(Stored items)
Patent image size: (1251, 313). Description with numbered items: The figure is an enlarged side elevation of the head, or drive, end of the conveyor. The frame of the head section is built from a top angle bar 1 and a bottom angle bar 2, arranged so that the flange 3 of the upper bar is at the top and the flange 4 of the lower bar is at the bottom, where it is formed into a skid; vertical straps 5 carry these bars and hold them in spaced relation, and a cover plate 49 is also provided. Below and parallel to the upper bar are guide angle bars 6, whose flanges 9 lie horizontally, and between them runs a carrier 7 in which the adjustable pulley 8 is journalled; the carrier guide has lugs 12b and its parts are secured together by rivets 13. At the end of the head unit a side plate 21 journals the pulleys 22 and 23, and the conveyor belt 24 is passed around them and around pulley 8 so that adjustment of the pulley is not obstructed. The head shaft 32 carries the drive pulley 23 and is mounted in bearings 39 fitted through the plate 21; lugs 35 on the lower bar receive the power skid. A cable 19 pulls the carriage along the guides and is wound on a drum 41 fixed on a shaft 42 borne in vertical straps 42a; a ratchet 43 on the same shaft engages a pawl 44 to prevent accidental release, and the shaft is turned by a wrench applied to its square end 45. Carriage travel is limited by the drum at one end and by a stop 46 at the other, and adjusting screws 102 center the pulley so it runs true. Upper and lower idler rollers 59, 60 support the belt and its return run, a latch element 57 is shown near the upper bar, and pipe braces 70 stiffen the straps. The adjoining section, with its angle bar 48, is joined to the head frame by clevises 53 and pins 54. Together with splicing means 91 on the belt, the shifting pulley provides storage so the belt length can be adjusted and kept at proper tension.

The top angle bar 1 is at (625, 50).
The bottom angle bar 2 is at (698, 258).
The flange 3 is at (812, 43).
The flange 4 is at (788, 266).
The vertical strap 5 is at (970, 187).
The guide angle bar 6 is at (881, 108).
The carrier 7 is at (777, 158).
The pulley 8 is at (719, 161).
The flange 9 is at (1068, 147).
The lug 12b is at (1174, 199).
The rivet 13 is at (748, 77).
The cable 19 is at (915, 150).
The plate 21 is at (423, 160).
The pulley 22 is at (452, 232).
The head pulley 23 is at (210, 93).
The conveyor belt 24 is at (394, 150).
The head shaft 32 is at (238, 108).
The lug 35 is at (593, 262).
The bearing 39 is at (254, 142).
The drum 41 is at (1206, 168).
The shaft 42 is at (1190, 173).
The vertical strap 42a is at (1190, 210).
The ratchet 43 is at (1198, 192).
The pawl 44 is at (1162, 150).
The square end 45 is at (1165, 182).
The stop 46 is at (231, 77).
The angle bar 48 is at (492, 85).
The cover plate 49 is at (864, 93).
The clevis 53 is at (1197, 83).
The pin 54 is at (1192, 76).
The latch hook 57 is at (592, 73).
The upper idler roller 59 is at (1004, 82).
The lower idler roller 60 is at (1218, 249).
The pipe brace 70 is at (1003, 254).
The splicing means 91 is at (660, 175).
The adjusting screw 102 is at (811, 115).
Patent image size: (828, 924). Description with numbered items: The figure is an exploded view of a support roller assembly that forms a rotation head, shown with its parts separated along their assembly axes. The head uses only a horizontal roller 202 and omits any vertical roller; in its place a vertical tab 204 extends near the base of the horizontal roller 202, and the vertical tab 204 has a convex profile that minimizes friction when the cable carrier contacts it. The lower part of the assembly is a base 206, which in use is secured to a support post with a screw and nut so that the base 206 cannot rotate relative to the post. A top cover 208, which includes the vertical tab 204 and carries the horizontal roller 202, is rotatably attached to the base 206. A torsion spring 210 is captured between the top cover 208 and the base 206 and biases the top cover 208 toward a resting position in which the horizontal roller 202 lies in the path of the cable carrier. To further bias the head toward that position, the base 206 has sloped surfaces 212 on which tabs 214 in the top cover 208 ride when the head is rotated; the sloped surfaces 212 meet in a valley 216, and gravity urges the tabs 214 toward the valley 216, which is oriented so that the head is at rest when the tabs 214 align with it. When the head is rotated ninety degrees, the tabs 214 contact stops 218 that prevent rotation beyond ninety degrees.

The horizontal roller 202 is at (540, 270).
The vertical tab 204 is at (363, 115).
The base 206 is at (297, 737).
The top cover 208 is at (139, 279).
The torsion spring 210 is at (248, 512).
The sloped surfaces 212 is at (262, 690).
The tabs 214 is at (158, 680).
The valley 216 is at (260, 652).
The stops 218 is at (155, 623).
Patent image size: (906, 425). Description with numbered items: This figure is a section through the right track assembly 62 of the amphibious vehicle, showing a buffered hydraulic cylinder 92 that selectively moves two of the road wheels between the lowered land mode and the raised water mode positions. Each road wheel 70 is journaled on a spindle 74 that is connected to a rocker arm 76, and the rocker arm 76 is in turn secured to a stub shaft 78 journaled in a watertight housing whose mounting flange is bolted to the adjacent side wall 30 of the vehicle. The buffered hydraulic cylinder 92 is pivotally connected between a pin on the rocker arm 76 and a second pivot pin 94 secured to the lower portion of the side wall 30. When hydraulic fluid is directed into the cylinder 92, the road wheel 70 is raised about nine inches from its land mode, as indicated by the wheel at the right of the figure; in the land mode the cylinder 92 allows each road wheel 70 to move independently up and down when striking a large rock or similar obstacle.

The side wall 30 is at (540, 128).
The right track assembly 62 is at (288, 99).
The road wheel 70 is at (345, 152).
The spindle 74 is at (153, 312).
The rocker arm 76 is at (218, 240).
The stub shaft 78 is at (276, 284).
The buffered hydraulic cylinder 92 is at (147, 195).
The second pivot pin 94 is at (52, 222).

## Exercise
Please edit the entries above so that "Description with numbered items" reads "Numbered description" wherever it occurs, leaving everything else unchanged.

## Output for this task
Patent image size: (1251, 313). Numbered description: The figure is an enlarged side elevation of the head, or drive, end of the conveyor. The frame of the head section is built from a top angle bar 1 and a bottom angle bar 2, arranged so that the flange 3 of the upper bar is at the top and the flange 4 of the lower bar is at the bottom, where it is formed into a skid; vertical straps 5 carry these bars and hold them in spaced relation, and a cover plate 49 is also provided. Below and parallel to the upper bar are guide angle bars 6, whose flanges 9 lie horizontally, and between them runs a carrier 7 in which the adjustable pulley 8 is journalled; the carrier guide has lugs 12b and its parts are secured together by rivets 13. At the end of the head unit a side plate 21 journals the pulleys 22 and 23, and the conveyor belt 24 is passed around them and around pulley 8 so that adjustment of the pulley is not obstructed. The head shaft 32 carries the drive pulley 23 and is mounted in bearings 39 fitted through the plate 21; lugs 35 on the lower bar receive the power skid. A cable 19 pulls the carriage along the guides and is wound on a drum 41 fixed on a shaft 42 borne in vertical straps 42a; a ratchet 43 on the same shaft engages a pawl 44 to prevent accidental release, and the shaft is turned by a wrench applied to its square end 45. Carriage travel is limited by the drum at one end and by a stop 46 at the other, and adjusting screws 102 center the pulley so it runs true. Upper and lower idler rollers 59, 60 support the belt and its return run, a latch element 57 is shown near the upper bar, and pipe braces 70 stiffen the straps. The adjoining section, with its angle bar 48, is joined to the head frame by clevises 53 and pins 54. Together with splicing means 91 on the belt, the shifting pulley provides storage so the belt length can be adjusted and kept at proper tension.

The top angle bar 1 is at (625, 50).
The bottom angle bar 2 is at (698, 258).
The flange 3 is at (812, 43).
The flange 4 is at (788, 266).
The vertical strap 5 is at (970, 187).
The guide angle bar 6 is at (881, 108).
The carrier 7 is at (777, 158).
The pulley 8 is at (719, 161).
The flange 9 is at (1068, 147).
The lug 12b is at (1174, 199).
The rivet 13 is at (748, 77).
The cable 19 is at (915, 150).
The plate 21 is at (423, 160).
The pulley 22 is at (452, 232).
The head pulley 23 is at (210, 93).
The conveyor belt 24 is at (394, 150).
The head shaft 32 is at (238, 108).
The lug 35 is at (593, 262).
The bearing 39 is at (254, 142).
The drum 41 is at (1206, 168).
The shaft 42 is at (1190, 173).
The vertical strap 42a is at (1190, 210).
The ratchet 43 is at (1198, 192).
The pawl 44 is at (1162, 150).
The square end 45 is at (1165, 182).
The stop 46 is at (231, 77).
The angle bar 48 is at (492, 85).
The cover plate 49 is at (864, 93).
The clevis 53 is at (1197, 83).
The pin 54 is at (1192, 76).
The latch hook 57 is at (592, 73).
The upper idler roller 59 is at (1004, 82).
The lower idler roller 60 is at (1218, 249).
The pipe brace 70 is at (1003, 254).
The splicing means 91 is at (660, 175).
The adjusting screw 102 is at (811, 115).
Patent image size: (828, 924). Numbered description: The figure is an exploded view of a support roller assembly that forms a rotation head, shown with its parts separated along their assembly axes. The head uses only a horizontal roller 202 and omits any vertical roller; in its place a vertical tab 204 extends near the base of the horizontal roller 202, and the vertical tab 204 has a convex profile that minimizes friction when the cable carrier contacts it. The lower part of the assembly is a base 206, which in use is secured to a support post with a screw and nut so that the base 206 cannot rotate relative to the post. A top cover 208, which includes the vertical tab 204 and carries the horizontal roller 202, is rotatably attached to the base 206. A torsion spring 210 is captured between the top cover 208 and the base 206 and biases the top cover 208 toward a resting position in which the horizontal roller 202 lies in the path of the cable carrier. To further bias the head toward that position, the base 206 has sloped surfaces 212 on which tabs 214 in the top cover 208 ride when the head is rotated; the sloped surfaces 212 meet in a valley 216, and gravity urges the tabs 214 toward the valley 216, which is oriented so that the head is at rest when the tabs 214 align with it. When the head is rotated ninety degrees, the tabs 214 contact stops 218 that prevent rotation beyond ninety degrees.

The horizontal roller 202 is at (540, 270).
The vertical tab 204 is at (363, 115).
The base 206 is at (297, 737).
The top cover 208 is at (139, 279).
The torsion spring 210 is at (248, 512).
The sloped surfaces 212 is at (262, 690).
The tabs 214 is at (158, 680).
The valley 216 is at (260, 652).
The stops 218 is at (155, 623).
Patent image size: (906, 425). Numbered description: This figure is a section through the right track assembly 62 of the amphibious vehicle, showing a buffered hydraulic cylinder 92 that selectively moves two of the road wheels between the lowered land mode and the raised water mode positions. Each road wheel 70 is journaled on a spindle 74 that is connected to a rocker arm 76, and the rocker arm 76 is in turn secured to a stub shaft 78 journaled in a watertight housing whose mounting flange is bolted to the adjacent side wall 30 of the vehicle. The buffered hydraulic cylinder 92 is pivotally connected between a pin on the rocker arm 76 and a second pivot pin 94 secured to the lower portion of the side wall 30. When hydraulic fluid is directed into the cylinder 92, the road wheel 70 is raised about nine inches from its land mode, as indicated by the wheel at the right of the figure; in the land mode the cylinder 92 allows each road wheel 70 to move independently up and down when striking a large rock or similar obstacle.

The side wall 30 is at (540, 128).
The right track assembly 62 is at (288, 99).
The road wheel 70 is at (345, 152).
The spindle 74 is at (153, 312).
The rocker arm 76 is at (218, 240).
The stub shaft 78 is at (276, 284).
The buffered hydraulic cylinder 92 is at (147, 195).
The second pivot pin 94 is at (52, 222).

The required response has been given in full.